**Exercise details:**
Each entry below should be reproduced character for character.

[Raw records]
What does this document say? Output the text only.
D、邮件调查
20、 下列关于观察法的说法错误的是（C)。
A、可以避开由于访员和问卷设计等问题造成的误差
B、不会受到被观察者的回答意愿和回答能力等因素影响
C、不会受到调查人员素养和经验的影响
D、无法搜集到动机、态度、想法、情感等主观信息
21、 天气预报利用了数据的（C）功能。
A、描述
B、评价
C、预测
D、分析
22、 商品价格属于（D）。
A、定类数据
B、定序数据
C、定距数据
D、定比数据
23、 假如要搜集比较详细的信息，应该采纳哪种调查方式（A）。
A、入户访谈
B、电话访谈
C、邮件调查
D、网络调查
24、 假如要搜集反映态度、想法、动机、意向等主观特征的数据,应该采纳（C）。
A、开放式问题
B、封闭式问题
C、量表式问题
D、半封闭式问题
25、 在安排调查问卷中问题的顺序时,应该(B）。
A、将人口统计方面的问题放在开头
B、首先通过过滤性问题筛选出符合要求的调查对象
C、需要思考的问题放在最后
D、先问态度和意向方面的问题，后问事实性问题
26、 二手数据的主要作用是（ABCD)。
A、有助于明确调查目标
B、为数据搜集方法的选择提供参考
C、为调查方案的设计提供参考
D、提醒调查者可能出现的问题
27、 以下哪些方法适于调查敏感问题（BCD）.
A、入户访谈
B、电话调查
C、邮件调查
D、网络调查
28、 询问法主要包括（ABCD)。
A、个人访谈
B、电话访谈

**Expected answer:**
What does this document say? Output the text only.
D、邮件调查
20、 下列关于观察法的说法错误的是（C)。
A、可以避开由于访员和问卷设计等问题造成的误差
B、不会受到被观察者的回答意愿和回答能力等因素影响
C、不会受到调查人员素养和经验的影响
D、无法搜集到动机、态度、想法、情感等主观信息
21、 天气预报利用了数据的（C）功能。
A、描述
B、评价
C、预测
D、分析
22、 商品价格属于（D）。
A、定类数据
B、定序数据
C、定距数据
D、定比数据
23、 假如要搜集比较详细的信息，应该采纳哪种调查方式（A）。
A、入户访谈
B、电话访谈
C、邮件调查
D、网络调查
24、 假如要搜集反映态度、想法、动机、意向等主观特征的数据,应该采纳（C）。
A、开放式问题
B、封闭式问题
C、量表式问题
D、半封闭式问题
25、 在安排调查问卷中问题的顺序时,应该(B）。
A、将人口统计方面的问题放在开头
B、首先通过过滤性问题筛选出符合要求的调查对象
C、需要思考的问题放在最后
D、先问态度和意向方面的问题，后问事实性问题
26、 二手数据的主要作用是（ABCD)。
A、有助于明确调查目标
B、为数据搜集方法的选择提供参考
C、为调查方案的设计提供参考
D、提醒调查者可能出现的问题
27、 以下哪些方法适于调查敏感问题（BCD）.
A、入户访谈
B、电话调查
C、邮件调查
D、网络调查
28、 询问法主要包括（ABCD)。
A、个人访谈
B、电话访谈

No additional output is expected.